Items from a figure collection
+++

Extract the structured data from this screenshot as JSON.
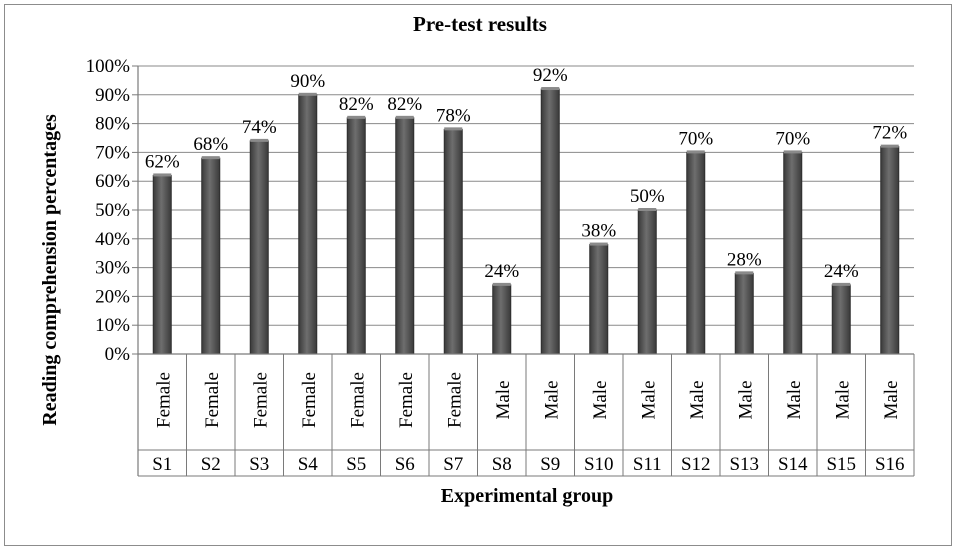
{
  "chart_data": {
    "type": "bar",
    "title": "Pre-test results",
    "xlabel": "Experimental group",
    "ylabel": "Reading comprehension  percentages",
    "ylim": [
      0,
      100
    ],
    "yticks": [
      "0%",
      "10%",
      "20%",
      "30%",
      "40%",
      "50%",
      "60%",
      "70%",
      "80%",
      "90%",
      "100%"
    ],
    "grid": true,
    "legend": "none",
    "categories": [
      "S1",
      "S2",
      "S3",
      "S4",
      "S5",
      "S6",
      "S7",
      "S8",
      "S9",
      "S10",
      "S11",
      "S12",
      "S13",
      "S14",
      "S15",
      "S16"
    ],
    "groups": [
      "Female",
      "Female",
      "Female",
      "Female",
      "Female",
      "Female",
      "Female",
      "Male",
      "Male",
      "Male",
      "Male",
      "Male",
      "Male",
      "Male",
      "Male",
      "Male"
    ],
    "values": [
      62,
      68,
      74,
      90,
      82,
      82,
      78,
      24,
      92,
      38,
      50,
      70,
      28,
      70,
      24,
      72
    ],
    "data_labels": [
      "62%",
      "68%",
      "74%",
      "90%",
      "82%",
      "82%",
      "78%",
      "24%",
      "92%",
      "38%",
      "50%",
      "70%",
      "28%",
      "70%",
      "24%",
      "72%"
    ],
    "bar_color": "#505050"
  }
}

+++

### [Directive]
Can you retype every record above exactly, leaving out the pictures?

### [Completed task]
Extract the structured data from this screenshot as JSON.
{
  "chart_data": {
    "type": "bar",
    "title": "Pre-test results",
    "xlabel": "Experimental group",
    "ylabel": "Reading comprehension  percentages",
    "ylim": [
      0,
      100
    ],
    "yticks": [
      "0%",
      "10%",
      "20%",
      "30%",
      "40%",
      "50%",
      "60%",
      "70%",
      "80%",
      "90%",
      "100%"
    ],
    "grid": true,
    "legend": "none",
    "categories": [
      "S1",
      "S2",
      "S3",
      "S4",
      "S5",
      "S6",
      "S7",
      "S8",
      "S9",
      "S10",
      "S11",
      "S12",
      "S13",
      "S14",
      "S15",
      "S16"
    ],
    "groups": [
      "Female",
      "Female",
      "Female",
      "Female",
      "Female",
      "Female",
      "Female",
      "Male",
      "Male",
      "Male",
      "Male",
      "Male",
      "Male",
      "Male",
      "Male",
      "Male"
    ],
    "values": [
      62,
      68,
      74,
      90,
      82,
      82,
      78,
      24,
      92,
      38,
      50,
      70,
      28,
      70,
      24,
      72
    ],
    "data_labels": [
      "62%",
      "68%",
      "74%",
      "90%",
      "82%",
      "82%",
      "78%",
      "24%",
      "92%",
      "38%",
      "50%",
      "70%",
      "28%",
      "70%",
      "24%",
      "72%"
    ],
    "bar_color": "#505050"
  }
}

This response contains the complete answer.